→ Reading text
Abstract
Introduction
Increasing problem sizes in High Performance Computing require efficient caching methodologies. Current research is being focused on energy efficient cache architectures ( [1] , [3] , [5] , [9] ) and new reconfigurable caching techniques ( [2] , [4] , [8] ). Since circuit level techniques are not able to single handedly provide solutions for achieving the above mentioned ends, higher levels of abstraction namely Algorithmic and Architectural levels [7] are being looked at with increasing interest.
Present caching techniques utilize only separate, dedicated, associative-memory hardware structures. This fixed division of fast memory into separate pieces cannot achieve efficient fast memory access across all applications. Also, they do not take advantage of the variations in problem size for the base design of the cache because of which the end performance is affected. With the advancements in architecture over the years, the pattern of memory referencing has also undergone changes. The incorporation of multithreaded parallel processing has resulted in patterns that have less temporal locality. Multitasking makes the problem worse by interleaving logically unrelated, but possibly interfering cache accesses. One way to reduce these problems is the implementation of the brute-force method of increasing the cache size or designing caches with higher associativities. But already caches are occupying a large fraction of the chip area. A better solution would be seeking of improved ways of cache utilization. Static Cache partitioning is an old idea wherein Instruction and Data caches have already been split in Harvard architectures. The main disadvantage with static partitioning is that it wastes resources by allocating either too much or too less.

→ Rows
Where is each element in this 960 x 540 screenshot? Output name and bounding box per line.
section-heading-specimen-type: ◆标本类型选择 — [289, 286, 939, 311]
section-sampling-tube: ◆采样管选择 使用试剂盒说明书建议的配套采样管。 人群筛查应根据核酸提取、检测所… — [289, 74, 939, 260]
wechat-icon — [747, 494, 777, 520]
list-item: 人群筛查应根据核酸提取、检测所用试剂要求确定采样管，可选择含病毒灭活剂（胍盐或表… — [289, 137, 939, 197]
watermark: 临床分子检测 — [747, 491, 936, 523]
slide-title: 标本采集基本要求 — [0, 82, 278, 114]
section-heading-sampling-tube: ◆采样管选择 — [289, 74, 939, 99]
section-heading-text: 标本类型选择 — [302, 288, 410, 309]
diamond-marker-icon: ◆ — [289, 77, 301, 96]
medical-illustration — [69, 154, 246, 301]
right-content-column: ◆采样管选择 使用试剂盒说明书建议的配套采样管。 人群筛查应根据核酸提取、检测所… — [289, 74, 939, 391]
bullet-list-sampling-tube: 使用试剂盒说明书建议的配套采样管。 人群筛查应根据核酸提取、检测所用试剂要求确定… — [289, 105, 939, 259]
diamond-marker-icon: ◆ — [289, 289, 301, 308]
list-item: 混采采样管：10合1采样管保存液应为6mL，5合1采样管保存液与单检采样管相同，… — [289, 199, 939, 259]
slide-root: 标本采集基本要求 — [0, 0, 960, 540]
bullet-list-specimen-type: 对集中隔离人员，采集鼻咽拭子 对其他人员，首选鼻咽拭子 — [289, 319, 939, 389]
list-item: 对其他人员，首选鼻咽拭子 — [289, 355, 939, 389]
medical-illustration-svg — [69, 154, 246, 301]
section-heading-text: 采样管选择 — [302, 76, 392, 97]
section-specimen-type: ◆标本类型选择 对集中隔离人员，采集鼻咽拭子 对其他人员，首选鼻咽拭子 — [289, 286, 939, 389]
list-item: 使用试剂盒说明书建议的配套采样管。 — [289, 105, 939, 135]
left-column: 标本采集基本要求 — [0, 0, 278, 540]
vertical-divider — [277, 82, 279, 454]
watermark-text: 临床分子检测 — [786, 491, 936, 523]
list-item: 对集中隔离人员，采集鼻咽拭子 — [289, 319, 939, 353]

→ Written task 1
In the cache architecture text, which reference numbers are cited for energy efficient cache architectures?
→ Written task 2
Carry the cache architecture text forward, starting right after its last sentence.

→ Output 1
[1], [3], [5], [9]

→ Output 2
Misses in caches can be classified into four categories: conflict, compulsory, capacity, and coherence [6] . Conflict misses are misses that would not occur if the cache was fully-associative and had LRU replacement. Compulsory misses will occur in any cache organization because they are the first references to an instruction or piece of data. Capacity misses occur when the cache size is not sufficient to hold data between references. Coherence misses are a result of invalidation to preserve multiprocessor/multitasked cache consistency. Even though direct-mapped caches have more conflict misses due to their lack of associativity, their performance is still better than set-associative caches when the access time costs for hits are considered. In fact, the direct-mapped cache is the only cache configuration where the critical path is merely the time required to access a RAM.
One way of reducing the number of capacity and compulsory misses is to use longer cache line sizes or using hardware prefetching methods. However, line sizes cannot be made arbitrarily large without increasing the miss rate and greatly increasing the amount of data to be transferred. Coherence misses can be effectively reduced by using a sound placement and replacement policy, wherein the interleaving of unrelated data is reduced.
In this paper we evaluate the opportunity for a dynamic resizing strategy (DYNORA) in cache memory architectures. We also propose two hybrid resizing techniques and compare them with the existing solution for recon-figurable caches ([5] , [2] ) with emphasis on what types of cache misses our scheme will improve. The rest of the paper is organized as follows. Section 2 gives a brief overview of conventional performance improvement schemes for caches and also mentions recent trends in recent research. Section 3 describes DYNORA and aims at explaining our implementation of Performance-on-Demand caching. Simulation Results are explained in Section 4 and Section 5 gives a summary of the paper and describes future work.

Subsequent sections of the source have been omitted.